YOUR GOAL: Give only the number of lines in the data that include the string "Exhaust".

Collected data:
* * * * * * *

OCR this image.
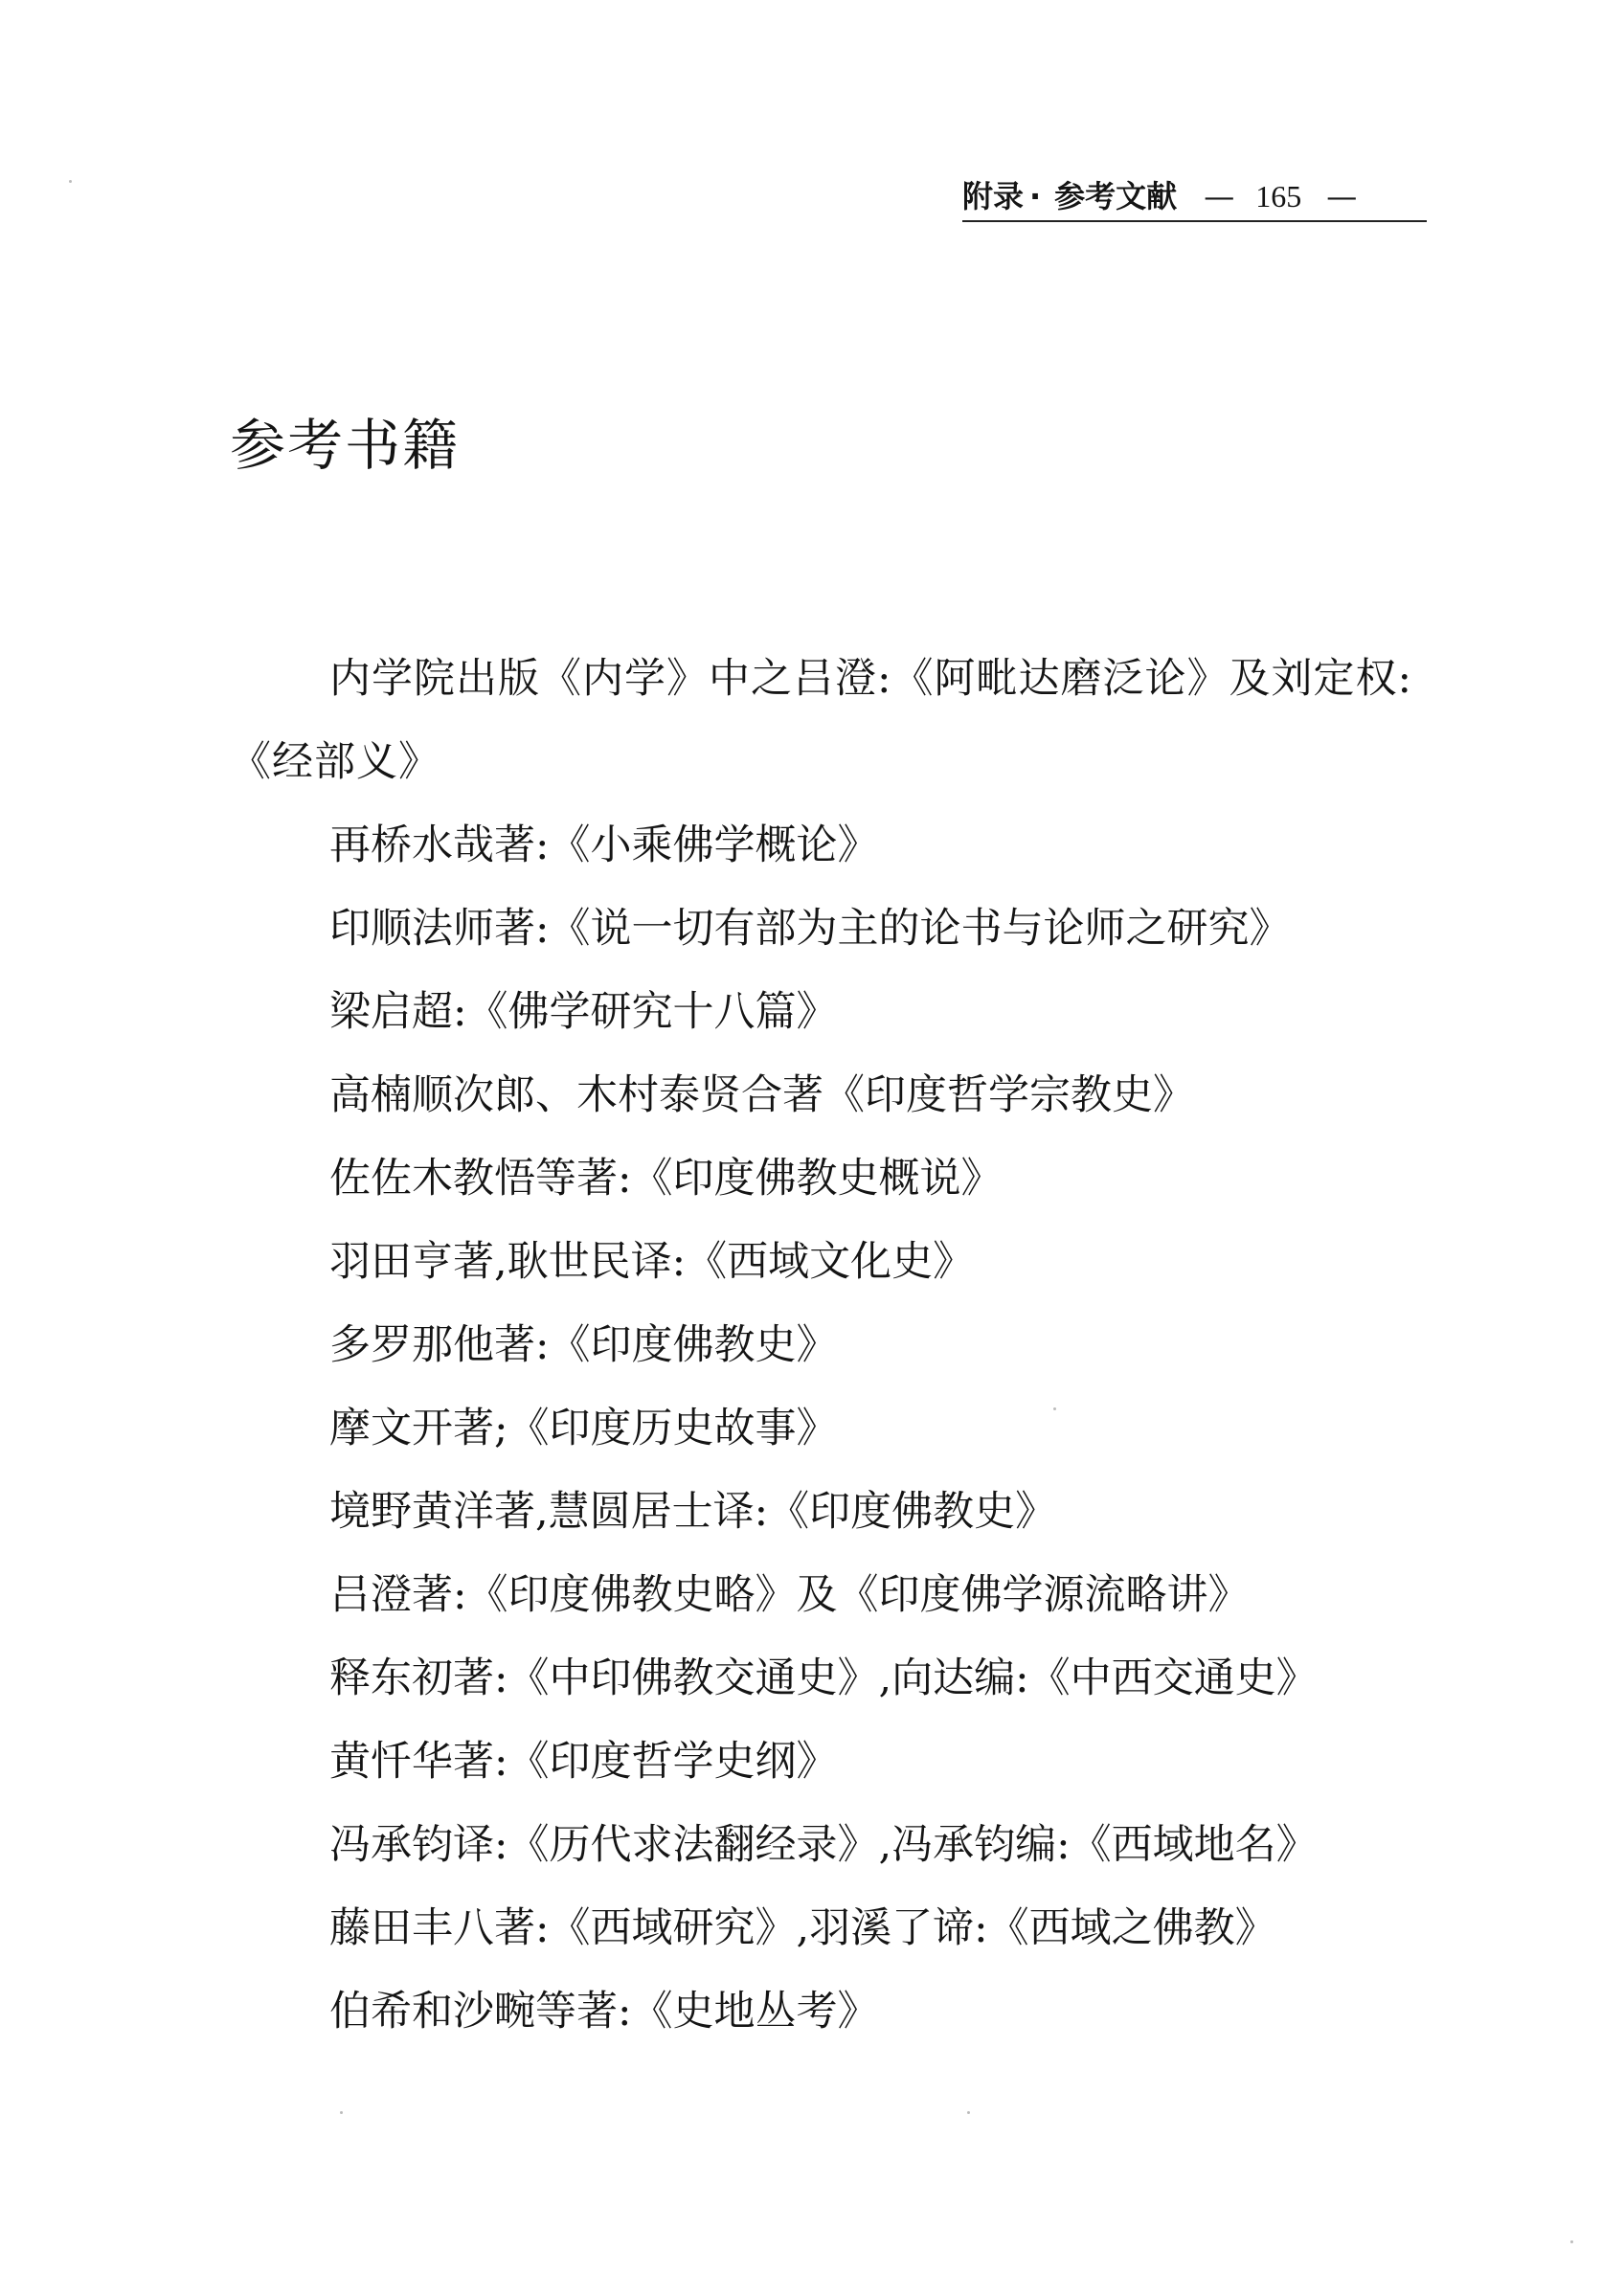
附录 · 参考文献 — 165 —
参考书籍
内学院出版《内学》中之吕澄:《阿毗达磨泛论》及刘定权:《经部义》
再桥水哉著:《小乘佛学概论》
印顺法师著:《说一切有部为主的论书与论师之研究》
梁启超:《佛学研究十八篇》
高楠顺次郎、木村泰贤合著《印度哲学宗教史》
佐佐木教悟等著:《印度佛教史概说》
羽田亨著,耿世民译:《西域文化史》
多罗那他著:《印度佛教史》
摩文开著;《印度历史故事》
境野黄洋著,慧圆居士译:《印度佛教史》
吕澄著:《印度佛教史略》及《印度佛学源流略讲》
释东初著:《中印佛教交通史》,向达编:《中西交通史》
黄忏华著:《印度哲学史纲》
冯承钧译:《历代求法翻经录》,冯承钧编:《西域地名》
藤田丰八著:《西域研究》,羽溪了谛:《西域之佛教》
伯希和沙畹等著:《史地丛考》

* * * * * * *

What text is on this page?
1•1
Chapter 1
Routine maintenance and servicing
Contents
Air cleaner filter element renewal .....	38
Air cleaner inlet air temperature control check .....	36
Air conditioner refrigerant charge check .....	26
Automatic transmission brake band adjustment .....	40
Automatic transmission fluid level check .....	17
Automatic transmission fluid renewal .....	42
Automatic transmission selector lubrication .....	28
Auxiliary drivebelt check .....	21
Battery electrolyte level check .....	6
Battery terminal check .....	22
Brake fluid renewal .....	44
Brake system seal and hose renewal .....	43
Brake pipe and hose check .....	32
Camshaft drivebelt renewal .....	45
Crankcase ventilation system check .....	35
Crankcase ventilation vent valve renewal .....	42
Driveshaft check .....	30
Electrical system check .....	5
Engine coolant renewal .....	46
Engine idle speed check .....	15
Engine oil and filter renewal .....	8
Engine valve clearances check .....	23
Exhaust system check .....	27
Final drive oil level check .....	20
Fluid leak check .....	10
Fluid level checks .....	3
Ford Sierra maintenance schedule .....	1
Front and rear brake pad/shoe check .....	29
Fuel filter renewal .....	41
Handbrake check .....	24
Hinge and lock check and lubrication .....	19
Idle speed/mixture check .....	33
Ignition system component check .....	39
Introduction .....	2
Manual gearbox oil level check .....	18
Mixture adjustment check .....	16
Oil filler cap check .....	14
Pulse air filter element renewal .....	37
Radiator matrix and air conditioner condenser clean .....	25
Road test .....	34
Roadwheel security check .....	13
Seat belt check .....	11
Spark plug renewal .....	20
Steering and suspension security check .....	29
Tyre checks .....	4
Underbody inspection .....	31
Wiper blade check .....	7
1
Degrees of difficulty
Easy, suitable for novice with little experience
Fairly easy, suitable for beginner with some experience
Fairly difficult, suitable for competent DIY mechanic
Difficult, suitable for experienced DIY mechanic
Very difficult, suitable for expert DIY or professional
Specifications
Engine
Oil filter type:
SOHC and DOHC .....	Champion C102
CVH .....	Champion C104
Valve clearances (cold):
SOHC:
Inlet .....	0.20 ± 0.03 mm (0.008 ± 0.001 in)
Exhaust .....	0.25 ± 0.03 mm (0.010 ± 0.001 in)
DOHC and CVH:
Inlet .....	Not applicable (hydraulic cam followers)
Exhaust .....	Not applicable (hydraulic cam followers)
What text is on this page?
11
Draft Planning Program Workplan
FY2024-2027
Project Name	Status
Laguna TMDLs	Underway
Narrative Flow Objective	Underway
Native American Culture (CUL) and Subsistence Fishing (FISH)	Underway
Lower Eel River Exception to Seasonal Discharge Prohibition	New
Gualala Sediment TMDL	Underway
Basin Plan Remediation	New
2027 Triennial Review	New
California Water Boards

* * * * * * *

EXERCISE SOLUTION: 3